(Short exercise) Beginning with the line containing "Convert this chart to structured JSON data." and ending with the last line, repeat the records exactly.

═════ Source data

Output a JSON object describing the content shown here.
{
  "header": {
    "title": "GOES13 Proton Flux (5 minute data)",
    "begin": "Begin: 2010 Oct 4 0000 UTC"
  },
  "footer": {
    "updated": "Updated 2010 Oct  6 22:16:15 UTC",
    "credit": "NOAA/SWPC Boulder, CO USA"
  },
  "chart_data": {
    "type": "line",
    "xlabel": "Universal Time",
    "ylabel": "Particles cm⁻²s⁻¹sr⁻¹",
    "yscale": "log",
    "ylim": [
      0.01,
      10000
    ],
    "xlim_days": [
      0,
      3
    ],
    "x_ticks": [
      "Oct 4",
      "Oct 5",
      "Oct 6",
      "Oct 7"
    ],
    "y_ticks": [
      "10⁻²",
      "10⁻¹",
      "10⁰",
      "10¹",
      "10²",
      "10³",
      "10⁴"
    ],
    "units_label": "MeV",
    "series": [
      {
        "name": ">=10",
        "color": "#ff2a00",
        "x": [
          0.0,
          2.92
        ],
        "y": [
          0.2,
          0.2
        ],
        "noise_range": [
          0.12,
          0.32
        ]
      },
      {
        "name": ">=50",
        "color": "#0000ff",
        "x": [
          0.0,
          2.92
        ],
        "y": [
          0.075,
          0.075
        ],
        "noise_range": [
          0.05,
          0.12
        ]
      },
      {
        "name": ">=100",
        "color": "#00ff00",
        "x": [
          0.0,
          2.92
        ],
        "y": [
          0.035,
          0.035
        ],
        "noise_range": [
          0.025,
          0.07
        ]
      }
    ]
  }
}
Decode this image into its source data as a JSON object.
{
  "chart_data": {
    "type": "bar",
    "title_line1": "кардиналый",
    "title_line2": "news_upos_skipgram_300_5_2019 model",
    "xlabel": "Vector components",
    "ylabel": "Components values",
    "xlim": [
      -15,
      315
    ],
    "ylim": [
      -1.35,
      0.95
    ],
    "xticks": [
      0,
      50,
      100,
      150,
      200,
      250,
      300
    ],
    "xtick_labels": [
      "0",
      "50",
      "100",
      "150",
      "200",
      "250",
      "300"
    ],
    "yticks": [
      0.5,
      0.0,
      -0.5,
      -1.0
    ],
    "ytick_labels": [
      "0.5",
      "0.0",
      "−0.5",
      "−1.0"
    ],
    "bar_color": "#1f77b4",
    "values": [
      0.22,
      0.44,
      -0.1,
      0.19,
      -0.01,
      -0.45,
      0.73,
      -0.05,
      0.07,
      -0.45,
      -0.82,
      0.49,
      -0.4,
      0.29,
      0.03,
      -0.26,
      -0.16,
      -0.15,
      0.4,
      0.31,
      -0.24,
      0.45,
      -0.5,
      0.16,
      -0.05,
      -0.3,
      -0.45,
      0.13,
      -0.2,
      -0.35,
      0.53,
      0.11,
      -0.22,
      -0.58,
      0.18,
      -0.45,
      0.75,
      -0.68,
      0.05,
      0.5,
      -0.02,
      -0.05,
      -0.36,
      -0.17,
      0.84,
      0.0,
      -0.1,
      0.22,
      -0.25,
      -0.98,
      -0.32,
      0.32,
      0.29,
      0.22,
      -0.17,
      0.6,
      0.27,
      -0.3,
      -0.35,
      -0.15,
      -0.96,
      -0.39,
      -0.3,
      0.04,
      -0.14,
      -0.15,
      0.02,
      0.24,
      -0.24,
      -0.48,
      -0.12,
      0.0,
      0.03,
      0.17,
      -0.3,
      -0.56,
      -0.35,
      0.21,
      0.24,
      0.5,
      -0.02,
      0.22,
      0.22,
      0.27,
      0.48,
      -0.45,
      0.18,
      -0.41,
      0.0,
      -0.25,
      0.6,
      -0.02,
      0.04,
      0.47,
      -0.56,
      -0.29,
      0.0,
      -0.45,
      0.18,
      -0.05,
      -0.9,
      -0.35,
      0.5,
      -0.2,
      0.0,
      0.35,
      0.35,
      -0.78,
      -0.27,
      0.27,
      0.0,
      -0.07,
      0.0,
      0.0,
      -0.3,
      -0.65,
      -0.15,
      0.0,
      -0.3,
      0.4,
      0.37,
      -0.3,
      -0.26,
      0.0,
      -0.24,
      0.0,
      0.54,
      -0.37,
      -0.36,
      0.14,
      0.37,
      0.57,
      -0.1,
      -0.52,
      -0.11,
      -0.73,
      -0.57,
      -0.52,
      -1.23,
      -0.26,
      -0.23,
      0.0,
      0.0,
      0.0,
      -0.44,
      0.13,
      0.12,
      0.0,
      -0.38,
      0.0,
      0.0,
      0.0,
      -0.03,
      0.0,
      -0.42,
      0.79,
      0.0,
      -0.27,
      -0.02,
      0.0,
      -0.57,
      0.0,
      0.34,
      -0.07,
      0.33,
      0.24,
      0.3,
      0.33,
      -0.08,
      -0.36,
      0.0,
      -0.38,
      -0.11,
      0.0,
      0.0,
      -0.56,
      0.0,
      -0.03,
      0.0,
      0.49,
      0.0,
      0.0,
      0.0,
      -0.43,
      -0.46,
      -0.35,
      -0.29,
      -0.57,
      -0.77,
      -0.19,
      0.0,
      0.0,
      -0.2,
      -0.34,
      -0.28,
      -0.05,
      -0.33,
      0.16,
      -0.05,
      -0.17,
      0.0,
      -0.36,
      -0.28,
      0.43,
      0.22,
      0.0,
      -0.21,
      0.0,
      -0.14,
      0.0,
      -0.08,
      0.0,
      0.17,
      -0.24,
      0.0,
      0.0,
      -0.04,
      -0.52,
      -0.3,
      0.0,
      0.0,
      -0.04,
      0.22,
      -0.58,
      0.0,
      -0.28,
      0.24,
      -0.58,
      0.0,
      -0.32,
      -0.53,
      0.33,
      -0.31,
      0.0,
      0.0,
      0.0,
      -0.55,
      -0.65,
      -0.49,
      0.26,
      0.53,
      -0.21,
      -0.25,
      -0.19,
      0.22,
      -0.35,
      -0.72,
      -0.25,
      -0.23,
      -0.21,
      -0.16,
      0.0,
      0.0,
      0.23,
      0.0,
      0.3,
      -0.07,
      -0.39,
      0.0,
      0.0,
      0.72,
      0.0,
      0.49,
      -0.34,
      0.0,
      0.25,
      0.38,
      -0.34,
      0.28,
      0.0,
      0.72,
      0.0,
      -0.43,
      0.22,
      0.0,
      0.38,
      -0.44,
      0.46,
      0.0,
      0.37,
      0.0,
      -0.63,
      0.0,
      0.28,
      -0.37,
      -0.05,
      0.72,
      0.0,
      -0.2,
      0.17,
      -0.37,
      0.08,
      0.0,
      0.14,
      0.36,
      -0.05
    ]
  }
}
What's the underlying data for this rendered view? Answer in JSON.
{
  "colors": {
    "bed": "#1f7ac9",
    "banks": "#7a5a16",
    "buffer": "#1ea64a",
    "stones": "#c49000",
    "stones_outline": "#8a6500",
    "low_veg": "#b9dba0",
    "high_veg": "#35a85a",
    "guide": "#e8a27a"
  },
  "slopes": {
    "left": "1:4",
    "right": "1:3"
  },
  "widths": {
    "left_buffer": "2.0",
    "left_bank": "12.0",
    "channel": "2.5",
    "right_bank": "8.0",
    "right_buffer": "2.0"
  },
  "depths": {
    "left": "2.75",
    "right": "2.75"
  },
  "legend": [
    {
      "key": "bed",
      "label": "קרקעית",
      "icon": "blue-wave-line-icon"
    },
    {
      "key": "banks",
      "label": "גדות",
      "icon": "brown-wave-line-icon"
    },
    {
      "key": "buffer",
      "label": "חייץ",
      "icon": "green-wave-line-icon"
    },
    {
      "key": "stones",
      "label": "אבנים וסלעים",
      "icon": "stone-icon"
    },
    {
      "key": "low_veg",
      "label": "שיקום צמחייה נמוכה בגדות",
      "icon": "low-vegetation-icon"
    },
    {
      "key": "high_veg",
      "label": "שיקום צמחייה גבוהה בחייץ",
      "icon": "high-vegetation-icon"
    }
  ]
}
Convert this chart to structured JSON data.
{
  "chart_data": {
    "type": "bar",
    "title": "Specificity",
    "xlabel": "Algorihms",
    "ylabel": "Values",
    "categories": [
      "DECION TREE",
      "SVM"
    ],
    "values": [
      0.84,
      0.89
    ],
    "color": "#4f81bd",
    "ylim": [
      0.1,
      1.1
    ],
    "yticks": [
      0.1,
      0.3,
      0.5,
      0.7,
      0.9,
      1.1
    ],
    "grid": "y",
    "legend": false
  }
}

══════════

(Exercise result)
Convert this chart to structured JSON data.
{
  "chart_data": {
    "type": "bar",
    "title": "Specificity",
    "xlabel": "Algorihms",
    "ylabel": "Values",
    "categories": [
      "DECION TREE",
      "SVM"
    ],
    "values": [
      0.84,
      0.89
    ],
    "color": "#4f81bd",
    "ylim": [
      0.1,
      1.1
    ],
    "yticks": [
      0.1,
      0.3,
      0.5,
      0.7,
      0.9,
      1.1
    ],
    "grid": "y",
    "legend": false
  }
}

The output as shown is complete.